(Entries from a visual dataset)
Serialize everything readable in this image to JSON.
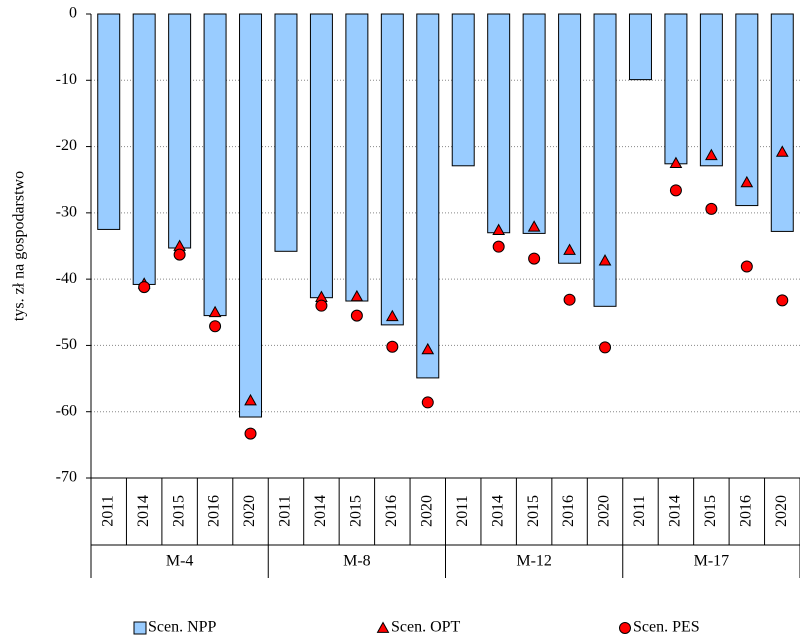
{
  "chart_data": {
    "type": "bar",
    "y_label": "tys. zł na gospodarstwo",
    "categories": [
      "2011",
      "2014",
      "2015",
      "2016",
      "2020",
      "2011",
      "2014",
      "2015",
      "2016",
      "2020",
      "2011",
      "2014",
      "2015",
      "2016",
      "2020",
      "2011",
      "2014",
      "2015",
      "2016",
      "2020"
    ],
    "groups": [
      "M-4",
      "M-8",
      "M-12",
      "M-17"
    ],
    "series": [
      {
        "name": "Scen. NPP",
        "kind": "bar",
        "color": "#99ccff",
        "values": [
          -32.5,
          -40.8,
          -35.3,
          -45.5,
          -60.8,
          -35.8,
          -42.8,
          -43.3,
          -46.9,
          -54.9,
          -22.9,
          -33.0,
          -33.1,
          -37.6,
          -44.1,
          -9.9,
          -22.6,
          -22.9,
          -28.9,
          -32.8
        ]
      },
      {
        "name": "Scen. OPT",
        "kind": "triangle",
        "color": "#ff0000",
        "values": [
          null,
          -40.7,
          -35.0,
          -45.0,
          -58.3,
          null,
          -42.7,
          -42.6,
          -45.6,
          -50.6,
          null,
          -32.6,
          -32.1,
          -35.6,
          -37.2,
          null,
          -22.5,
          -21.3,
          -25.4,
          -20.8
        ]
      },
      {
        "name": "Scen. PES",
        "kind": "circle",
        "color": "#ff0000",
        "values": [
          null,
          -41.2,
          -36.3,
          -47.1,
          -63.3,
          null,
          -44.0,
          -45.5,
          -50.2,
          -58.6,
          null,
          -35.1,
          -36.9,
          -43.1,
          -50.3,
          null,
          -26.6,
          -29.4,
          -38.1,
          -43.2
        ]
      }
    ],
    "ylim": [
      -70,
      0
    ],
    "yticks": [
      0,
      -10,
      -20,
      -30,
      -40,
      -50,
      -60,
      -70
    ],
    "grid": true,
    "legend": "bottom"
  }
}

— What you are asked to do —
Make a verbatim copy of all the entries and strip out the pictures.

— Exercise output —
Serialize everything readable in this image to JSON.
{
  "chart_data": {
    "type": "bar",
    "y_label": "tys. zł na gospodarstwo",
    "categories": [
      "2011",
      "2014",
      "2015",
      "2016",
      "2020",
      "2011",
      "2014",
      "2015",
      "2016",
      "2020",
      "2011",
      "2014",
      "2015",
      "2016",
      "2020",
      "2011",
      "2014",
      "2015",
      "2016",
      "2020"
    ],
    "groups": [
      "M-4",
      "M-8",
      "M-12",
      "M-17"
    ],
    "series": [
      {
        "name": "Scen. NPP",
        "kind": "bar",
        "color": "#99ccff",
        "values": [
          -32.5,
          -40.8,
          -35.3,
          -45.5,
          -60.8,
          -35.8,
          -42.8,
          -43.3,
          -46.9,
          -54.9,
          -22.9,
          -33.0,
          -33.1,
          -37.6,
          -44.1,
          -9.9,
          -22.6,
          -22.9,
          -28.9,
          -32.8
        ]
      },
      {
        "name": "Scen. OPT",
        "kind": "triangle",
        "color": "#ff0000",
        "values": [
          null,
          -40.7,
          -35.0,
          -45.0,
          -58.3,
          null,
          -42.7,
          -42.6,
          -45.6,
          -50.6,
          null,
          -32.6,
          -32.1,
          -35.6,
          -37.2,
          null,
          -22.5,
          -21.3,
          -25.4,
          -20.8
        ]
      },
      {
        "name": "Scen. PES",
        "kind": "circle",
        "color": "#ff0000",
        "values": [
          null,
          -41.2,
          -36.3,
          -47.1,
          -63.3,
          null,
          -44.0,
          -45.5,
          -50.2,
          -58.6,
          null,
          -35.1,
          -36.9,
          -43.1,
          -50.3,
          null,
          -26.6,
          -29.4,
          -38.1,
          -43.2
        ]
      }
    ],
    "ylim": [
      -70,
      0
    ],
    "yticks": [
      0,
      -10,
      -20,
      -30,
      -40,
      -50,
      -60,
      -70
    ],
    "grid": true,
    "legend": "bottom"
  }
}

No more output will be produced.